• **WHAT YOU WILL DO**
Put every line of the records below into a single numbered list, leaving out the blank lines.

• **STORED ROWS**
____
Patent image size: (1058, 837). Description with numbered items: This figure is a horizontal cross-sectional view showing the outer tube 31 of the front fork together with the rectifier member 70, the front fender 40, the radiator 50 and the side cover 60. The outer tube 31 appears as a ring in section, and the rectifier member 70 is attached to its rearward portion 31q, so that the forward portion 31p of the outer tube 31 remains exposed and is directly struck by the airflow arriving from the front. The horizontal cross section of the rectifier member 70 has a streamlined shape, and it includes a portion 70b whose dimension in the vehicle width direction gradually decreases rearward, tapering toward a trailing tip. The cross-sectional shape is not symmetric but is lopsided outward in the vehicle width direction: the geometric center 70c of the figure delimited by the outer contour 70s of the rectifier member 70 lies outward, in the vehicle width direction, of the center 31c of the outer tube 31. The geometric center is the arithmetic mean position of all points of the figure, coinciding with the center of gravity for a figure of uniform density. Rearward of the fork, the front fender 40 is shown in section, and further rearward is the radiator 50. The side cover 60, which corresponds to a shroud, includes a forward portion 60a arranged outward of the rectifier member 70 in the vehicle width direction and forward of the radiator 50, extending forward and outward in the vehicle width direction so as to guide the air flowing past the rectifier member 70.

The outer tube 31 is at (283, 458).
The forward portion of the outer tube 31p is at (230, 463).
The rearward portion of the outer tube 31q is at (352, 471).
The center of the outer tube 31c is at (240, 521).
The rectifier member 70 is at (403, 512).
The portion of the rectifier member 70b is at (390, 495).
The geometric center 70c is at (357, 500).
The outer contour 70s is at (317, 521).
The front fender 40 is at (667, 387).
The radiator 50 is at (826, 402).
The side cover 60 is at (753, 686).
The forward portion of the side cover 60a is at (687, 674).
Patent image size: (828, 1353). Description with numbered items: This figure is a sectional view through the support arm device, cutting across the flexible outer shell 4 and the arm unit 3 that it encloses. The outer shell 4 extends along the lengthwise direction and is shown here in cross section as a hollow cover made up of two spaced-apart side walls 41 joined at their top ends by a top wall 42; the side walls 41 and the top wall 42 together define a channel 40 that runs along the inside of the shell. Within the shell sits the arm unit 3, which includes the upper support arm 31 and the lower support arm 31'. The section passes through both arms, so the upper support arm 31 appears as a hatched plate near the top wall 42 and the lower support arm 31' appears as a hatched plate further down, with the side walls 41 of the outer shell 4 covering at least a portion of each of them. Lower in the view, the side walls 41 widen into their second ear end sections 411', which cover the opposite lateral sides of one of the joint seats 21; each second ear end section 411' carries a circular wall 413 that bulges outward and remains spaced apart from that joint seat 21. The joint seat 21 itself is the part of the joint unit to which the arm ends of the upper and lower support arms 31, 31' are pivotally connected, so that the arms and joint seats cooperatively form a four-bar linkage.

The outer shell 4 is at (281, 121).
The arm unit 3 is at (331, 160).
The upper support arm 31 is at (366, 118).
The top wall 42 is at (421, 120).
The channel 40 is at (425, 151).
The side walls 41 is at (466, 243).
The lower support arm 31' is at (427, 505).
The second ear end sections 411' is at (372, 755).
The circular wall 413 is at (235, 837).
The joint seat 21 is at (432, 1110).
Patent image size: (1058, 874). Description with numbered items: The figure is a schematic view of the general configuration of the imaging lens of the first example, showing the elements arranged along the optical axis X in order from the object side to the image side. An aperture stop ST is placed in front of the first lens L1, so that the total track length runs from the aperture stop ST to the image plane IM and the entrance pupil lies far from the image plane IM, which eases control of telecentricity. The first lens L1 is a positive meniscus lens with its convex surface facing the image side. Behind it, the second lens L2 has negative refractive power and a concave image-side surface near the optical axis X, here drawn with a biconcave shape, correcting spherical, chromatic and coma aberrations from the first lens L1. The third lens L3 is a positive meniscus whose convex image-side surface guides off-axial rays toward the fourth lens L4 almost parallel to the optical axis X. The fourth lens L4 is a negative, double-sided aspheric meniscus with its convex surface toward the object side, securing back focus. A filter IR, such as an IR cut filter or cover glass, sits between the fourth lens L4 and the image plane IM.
____
• **ANSWER TO THIS EXERCISE**
1. Patent image size: (1058, 837). Description with numbered items: This figure is a horizontal cross-sectional view showing the outer tube 31 of the front fork together with the rectifier member 70, the front fender 40, the radiator 50 and the side cover 60. The outer tube 31 appears as a ring in section, and the rectifier member 70 is attached to its rearward portion 31q, so that the forward portion 31p of the outer tube 31 remains exposed and is directly struck by the airflow arriving from the front. The horizontal cross section of the rectifier member 70 has a streamlined shape, and it includes a portion 70b whose dimension in the vehicle width direction gradually decreases rearward, tapering toward a trailing tip. The cross-sectional shape is not symmetric but is lopsided outward in the vehicle width direction: the geometric center 70c of the figure delimited by the outer contour 70s of the rectifier member 70 lies outward, in the vehicle width direction, of the center 31c of the outer tube 31. The geometric center is the arithmetic mean position of all points of the figure, coinciding with the center of gravity for a figure of uniform density. Rearward of the fork, the front fender 40 is shown in section, and further rearward is the radiator 50. The side cover 60, which corresponds to a shroud, includes a forward portion 60a arranged outward of the rectifier member 70 in the vehicle width direction and forward of the radiator 50, extending forward and outward in the vehicle width direction so as to guide the air flowing past the rectifier member 70.
2. The outer tube 31 is at (283, 458).
3. The forward portion of the outer tube 31p is at (230, 463).
4. The rearward portion of the outer tube 31q is at (352, 471).
5. The center of the outer tube 31c is at (240, 521).
6. The rectifier member 70 is at (403, 512).
7. The portion of the rectifier member 70b is at (390, 495).
8. The geometric center 70c is at (357, 500).
9. The outer contour 70s is at (317, 521).
10. The front fender 40 is at (667, 387).
11. The radiator 50 is at (826, 402).
12. The side cover 60 is at (753, 686).
13. The forward portion of the side cover 60a is at (687, 674).
14. Patent image size: (828, 1353). Description with numbered items: This figure is a sectional view through the support arm device, cutting across the flexible outer shell 4 and the arm unit 3 that it encloses. The outer shell 4 extends along the lengthwise direction and is shown here in cross section as a hollow cover made up of two spaced-apart side walls 41 joined at their top ends by a top wall 42; the side walls 41 and the top wall 42 together define a channel 40 that runs along the inside of the shell. Within the shell sits the arm unit 3, which includes the upper support arm 31 and the lower support arm 31'. The section passes through both arms, so the upper support arm 31 appears as a hatched plate near the top wall 42 and the lower support arm 31' appears as a hatched plate further down, with the side walls 41 of the outer shell 4 covering at least a portion of each of them. Lower in the view, the side walls 41 widen into their second ear end sections 411', which cover the opposite lateral sides of one of the joint seats 21; each second ear end section 411' carries a circular wall 413 that bulges outward and remains spaced apart from that joint seat 21. The joint seat 21 itself is the part of the joint unit to which the arm ends of the upper and lower support arms 31, 31' are pivotally connected, so that the arms and joint seats cooperatively form a four-bar linkage.
15. The outer shell 4 is at (281, 121).
16. The arm unit 3 is at (331, 160).
17. The upper support arm 31 is at (366, 118).
18. The top wall 42 is at (421, 120).
19. The channel 40 is at (425, 151).
20. The side walls 41 is at (466, 243).
21. The lower support arm 31' is at (427, 505).
22. The second ear end sections 411' is at (372, 755).
23. The circular wall 413 is at (235, 837).
24. The joint seat 21 is at (432, 1110).
25. Patent image size: (1058, 874). Description with numbered items: The figure is a schematic view of the general configuration of the imaging lens of the first example, showing the elements arranged along the optical axis X in order from the object side to the image side. An aperture stop ST is placed in front of the first lens L1, so that the total track length runs from the aperture stop ST to the image plane IM and the entrance pupil lies far from the image plane IM, which eases control of telecentricity. The first lens L1 is a positive meniscus lens with its convex surface facing the image side. Behind it, the second lens L2 has negative refractive power and a concave image-side surface near the optical axis X, here drawn with a biconcave shape, correcting spherical, chromatic and coma aberrations from the first lens L1. The third lens L3 is a positive meniscus whose convex image-side surface guides off-axial rays toward the fourth lens L4 almost parallel to the optical axis X. The fourth lens L4 is a negative, double-sided aspheric meniscus with its convex surface toward the object side, securing back focus. A filter IR, such as an IR cut filter or cover glass, sits between the fourth lens L4 and the image plane IM.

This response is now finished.